EXERCISE: In the records that follow, show each line where the word "document" is present.

ENTRIES SUPPLIED:
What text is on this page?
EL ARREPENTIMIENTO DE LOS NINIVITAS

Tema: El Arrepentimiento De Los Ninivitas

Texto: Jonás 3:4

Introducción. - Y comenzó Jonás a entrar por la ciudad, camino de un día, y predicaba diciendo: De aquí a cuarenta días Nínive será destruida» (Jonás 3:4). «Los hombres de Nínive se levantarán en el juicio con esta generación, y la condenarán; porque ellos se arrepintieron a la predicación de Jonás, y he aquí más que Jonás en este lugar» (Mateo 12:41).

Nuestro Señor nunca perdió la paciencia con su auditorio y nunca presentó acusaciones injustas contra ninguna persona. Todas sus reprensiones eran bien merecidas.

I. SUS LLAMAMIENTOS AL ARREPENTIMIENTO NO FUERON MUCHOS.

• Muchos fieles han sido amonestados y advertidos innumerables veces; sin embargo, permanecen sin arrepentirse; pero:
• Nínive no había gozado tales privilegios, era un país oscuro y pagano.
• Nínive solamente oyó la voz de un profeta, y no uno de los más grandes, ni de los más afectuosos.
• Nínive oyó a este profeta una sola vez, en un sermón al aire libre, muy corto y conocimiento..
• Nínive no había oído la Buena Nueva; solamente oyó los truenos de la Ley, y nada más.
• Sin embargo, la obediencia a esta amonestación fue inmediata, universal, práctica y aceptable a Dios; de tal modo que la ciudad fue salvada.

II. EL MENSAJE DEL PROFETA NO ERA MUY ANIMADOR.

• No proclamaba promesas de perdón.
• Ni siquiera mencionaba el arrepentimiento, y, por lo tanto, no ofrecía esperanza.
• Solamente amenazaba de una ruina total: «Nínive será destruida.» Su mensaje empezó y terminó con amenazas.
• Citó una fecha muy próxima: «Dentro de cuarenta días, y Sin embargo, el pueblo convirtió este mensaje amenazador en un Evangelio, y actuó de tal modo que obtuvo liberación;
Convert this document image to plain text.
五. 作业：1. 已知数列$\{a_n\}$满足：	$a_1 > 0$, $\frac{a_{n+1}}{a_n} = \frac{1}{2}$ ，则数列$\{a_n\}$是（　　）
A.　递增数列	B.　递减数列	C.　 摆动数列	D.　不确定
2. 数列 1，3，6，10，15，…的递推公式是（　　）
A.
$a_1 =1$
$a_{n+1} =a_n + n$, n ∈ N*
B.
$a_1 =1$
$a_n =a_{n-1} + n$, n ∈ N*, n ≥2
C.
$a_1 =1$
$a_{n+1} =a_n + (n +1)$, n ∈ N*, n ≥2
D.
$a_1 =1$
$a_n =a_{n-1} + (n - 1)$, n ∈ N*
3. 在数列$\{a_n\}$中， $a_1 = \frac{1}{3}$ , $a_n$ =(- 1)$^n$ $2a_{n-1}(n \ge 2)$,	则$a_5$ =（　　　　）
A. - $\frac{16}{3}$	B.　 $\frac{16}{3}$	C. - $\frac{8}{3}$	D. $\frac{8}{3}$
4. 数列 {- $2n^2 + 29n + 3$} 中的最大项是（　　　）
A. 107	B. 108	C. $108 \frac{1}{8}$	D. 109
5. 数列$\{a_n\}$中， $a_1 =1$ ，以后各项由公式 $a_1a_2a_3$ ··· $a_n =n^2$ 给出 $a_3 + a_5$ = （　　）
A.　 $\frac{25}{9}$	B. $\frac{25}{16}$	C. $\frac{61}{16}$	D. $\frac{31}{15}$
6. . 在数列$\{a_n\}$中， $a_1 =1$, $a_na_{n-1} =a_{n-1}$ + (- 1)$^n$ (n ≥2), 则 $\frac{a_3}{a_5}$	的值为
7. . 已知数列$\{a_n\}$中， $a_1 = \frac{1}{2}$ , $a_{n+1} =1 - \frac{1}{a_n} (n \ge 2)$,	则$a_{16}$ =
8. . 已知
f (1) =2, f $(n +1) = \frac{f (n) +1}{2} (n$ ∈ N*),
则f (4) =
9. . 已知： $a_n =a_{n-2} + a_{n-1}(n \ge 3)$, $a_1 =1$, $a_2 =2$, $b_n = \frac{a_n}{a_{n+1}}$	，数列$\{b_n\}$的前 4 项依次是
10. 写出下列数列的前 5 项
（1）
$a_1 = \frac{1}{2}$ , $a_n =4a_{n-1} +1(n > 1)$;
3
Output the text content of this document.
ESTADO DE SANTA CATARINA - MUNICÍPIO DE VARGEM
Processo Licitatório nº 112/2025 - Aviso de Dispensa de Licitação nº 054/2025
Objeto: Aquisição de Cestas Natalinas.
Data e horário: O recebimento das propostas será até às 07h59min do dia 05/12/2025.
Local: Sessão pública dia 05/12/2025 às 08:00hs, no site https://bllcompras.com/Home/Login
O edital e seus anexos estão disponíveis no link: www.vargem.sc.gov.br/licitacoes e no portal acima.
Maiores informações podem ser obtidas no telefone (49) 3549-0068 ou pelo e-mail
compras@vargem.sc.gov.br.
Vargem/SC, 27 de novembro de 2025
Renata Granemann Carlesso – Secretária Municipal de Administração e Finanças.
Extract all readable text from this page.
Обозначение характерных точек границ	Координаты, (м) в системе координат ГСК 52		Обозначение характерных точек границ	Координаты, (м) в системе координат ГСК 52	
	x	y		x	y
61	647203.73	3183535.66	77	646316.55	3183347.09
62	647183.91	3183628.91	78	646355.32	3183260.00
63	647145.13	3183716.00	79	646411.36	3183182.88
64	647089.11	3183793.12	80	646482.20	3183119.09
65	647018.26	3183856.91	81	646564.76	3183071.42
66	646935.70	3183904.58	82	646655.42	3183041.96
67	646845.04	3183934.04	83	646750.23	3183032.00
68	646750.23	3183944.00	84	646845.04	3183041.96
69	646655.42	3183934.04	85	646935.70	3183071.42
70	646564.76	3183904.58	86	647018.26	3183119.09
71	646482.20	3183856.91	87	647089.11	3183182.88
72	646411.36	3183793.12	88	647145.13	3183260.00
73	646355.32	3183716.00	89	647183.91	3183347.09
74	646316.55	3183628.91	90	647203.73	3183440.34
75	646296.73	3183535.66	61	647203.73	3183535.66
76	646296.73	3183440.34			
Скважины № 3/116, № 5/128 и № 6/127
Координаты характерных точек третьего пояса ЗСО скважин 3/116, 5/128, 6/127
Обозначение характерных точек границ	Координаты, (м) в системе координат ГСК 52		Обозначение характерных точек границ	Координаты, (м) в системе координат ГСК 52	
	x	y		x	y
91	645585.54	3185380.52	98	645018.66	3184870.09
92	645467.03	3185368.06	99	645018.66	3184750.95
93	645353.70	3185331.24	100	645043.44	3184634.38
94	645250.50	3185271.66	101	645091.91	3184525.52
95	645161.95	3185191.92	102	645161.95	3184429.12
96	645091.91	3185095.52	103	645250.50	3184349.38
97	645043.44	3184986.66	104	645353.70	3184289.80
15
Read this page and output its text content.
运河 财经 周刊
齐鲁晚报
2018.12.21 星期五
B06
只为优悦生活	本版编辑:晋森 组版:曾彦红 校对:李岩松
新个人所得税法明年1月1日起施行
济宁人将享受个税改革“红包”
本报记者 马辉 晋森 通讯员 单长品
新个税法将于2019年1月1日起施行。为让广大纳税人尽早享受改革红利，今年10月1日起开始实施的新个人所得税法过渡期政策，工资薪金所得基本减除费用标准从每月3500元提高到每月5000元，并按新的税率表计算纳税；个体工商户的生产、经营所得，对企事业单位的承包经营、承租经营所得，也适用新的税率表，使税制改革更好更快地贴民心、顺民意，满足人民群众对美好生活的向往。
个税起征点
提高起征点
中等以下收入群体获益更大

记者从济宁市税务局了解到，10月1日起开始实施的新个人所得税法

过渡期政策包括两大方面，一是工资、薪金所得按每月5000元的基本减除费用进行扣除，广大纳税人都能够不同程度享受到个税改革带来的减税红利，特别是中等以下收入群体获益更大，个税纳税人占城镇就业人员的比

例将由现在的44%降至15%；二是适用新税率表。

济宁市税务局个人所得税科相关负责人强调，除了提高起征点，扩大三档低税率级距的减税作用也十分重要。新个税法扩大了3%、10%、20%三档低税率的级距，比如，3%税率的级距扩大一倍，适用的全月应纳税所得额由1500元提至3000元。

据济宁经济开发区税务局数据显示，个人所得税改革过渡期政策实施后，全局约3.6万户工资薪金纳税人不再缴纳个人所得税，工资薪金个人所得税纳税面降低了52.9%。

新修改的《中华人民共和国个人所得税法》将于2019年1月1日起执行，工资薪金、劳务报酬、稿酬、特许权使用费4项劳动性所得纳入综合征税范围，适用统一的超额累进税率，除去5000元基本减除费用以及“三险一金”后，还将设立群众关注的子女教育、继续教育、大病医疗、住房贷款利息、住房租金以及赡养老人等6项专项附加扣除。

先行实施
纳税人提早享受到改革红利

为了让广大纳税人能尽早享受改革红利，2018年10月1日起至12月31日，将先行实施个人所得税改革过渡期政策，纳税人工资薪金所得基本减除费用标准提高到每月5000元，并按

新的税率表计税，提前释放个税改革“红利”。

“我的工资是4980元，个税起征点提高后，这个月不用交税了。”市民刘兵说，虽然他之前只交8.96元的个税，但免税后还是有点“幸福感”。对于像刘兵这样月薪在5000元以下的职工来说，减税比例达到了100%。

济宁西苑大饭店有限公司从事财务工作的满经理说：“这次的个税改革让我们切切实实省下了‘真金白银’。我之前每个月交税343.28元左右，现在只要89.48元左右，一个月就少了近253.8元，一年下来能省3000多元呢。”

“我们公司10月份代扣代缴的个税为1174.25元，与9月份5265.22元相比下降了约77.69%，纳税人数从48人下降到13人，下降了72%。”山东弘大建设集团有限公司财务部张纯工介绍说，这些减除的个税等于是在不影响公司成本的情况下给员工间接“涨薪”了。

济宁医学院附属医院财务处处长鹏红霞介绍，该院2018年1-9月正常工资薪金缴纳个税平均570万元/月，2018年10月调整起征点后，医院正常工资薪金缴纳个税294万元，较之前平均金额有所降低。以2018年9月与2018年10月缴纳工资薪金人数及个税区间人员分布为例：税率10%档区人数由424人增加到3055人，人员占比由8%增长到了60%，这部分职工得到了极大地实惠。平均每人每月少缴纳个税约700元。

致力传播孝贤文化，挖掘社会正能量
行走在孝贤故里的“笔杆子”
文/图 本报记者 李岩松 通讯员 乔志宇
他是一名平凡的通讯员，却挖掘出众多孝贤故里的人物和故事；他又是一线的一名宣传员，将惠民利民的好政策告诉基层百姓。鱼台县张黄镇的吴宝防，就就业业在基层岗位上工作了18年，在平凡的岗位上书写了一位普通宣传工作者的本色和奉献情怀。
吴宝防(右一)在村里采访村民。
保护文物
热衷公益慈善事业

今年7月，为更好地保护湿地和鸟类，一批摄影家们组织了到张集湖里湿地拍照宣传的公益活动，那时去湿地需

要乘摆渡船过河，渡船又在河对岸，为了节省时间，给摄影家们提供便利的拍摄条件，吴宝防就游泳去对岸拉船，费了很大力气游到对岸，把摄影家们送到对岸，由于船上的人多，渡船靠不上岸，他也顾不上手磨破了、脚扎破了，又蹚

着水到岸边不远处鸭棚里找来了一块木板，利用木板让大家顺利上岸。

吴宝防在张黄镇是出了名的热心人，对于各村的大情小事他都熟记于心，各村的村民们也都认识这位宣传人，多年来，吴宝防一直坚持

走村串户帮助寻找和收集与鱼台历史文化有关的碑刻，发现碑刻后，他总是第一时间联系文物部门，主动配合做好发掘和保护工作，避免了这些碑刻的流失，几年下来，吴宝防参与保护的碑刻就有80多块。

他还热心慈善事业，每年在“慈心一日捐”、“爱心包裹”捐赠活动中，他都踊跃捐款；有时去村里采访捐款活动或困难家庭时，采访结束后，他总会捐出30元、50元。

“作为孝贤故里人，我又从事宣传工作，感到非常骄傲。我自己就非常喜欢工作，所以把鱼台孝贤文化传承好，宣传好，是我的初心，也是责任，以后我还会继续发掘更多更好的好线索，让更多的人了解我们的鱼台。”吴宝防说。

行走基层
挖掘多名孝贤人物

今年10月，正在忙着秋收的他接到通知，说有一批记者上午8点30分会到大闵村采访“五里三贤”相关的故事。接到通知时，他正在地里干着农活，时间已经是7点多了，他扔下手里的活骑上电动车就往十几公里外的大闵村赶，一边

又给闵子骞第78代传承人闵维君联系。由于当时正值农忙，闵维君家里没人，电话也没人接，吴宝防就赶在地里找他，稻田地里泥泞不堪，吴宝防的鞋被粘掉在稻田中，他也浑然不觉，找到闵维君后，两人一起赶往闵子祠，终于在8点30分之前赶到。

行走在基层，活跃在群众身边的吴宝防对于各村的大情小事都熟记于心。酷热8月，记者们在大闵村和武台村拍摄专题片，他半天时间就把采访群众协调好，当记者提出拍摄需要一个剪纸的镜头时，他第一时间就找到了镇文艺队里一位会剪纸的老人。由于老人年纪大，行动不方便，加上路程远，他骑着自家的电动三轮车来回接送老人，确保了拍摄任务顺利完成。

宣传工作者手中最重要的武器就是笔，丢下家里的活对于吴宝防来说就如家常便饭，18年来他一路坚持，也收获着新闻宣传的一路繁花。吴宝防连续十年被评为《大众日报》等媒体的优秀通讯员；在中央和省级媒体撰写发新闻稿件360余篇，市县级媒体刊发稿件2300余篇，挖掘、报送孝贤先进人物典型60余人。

ANSWER TO THE PROBLEM:
Convert this document image to plain text.
Output the text content of this document.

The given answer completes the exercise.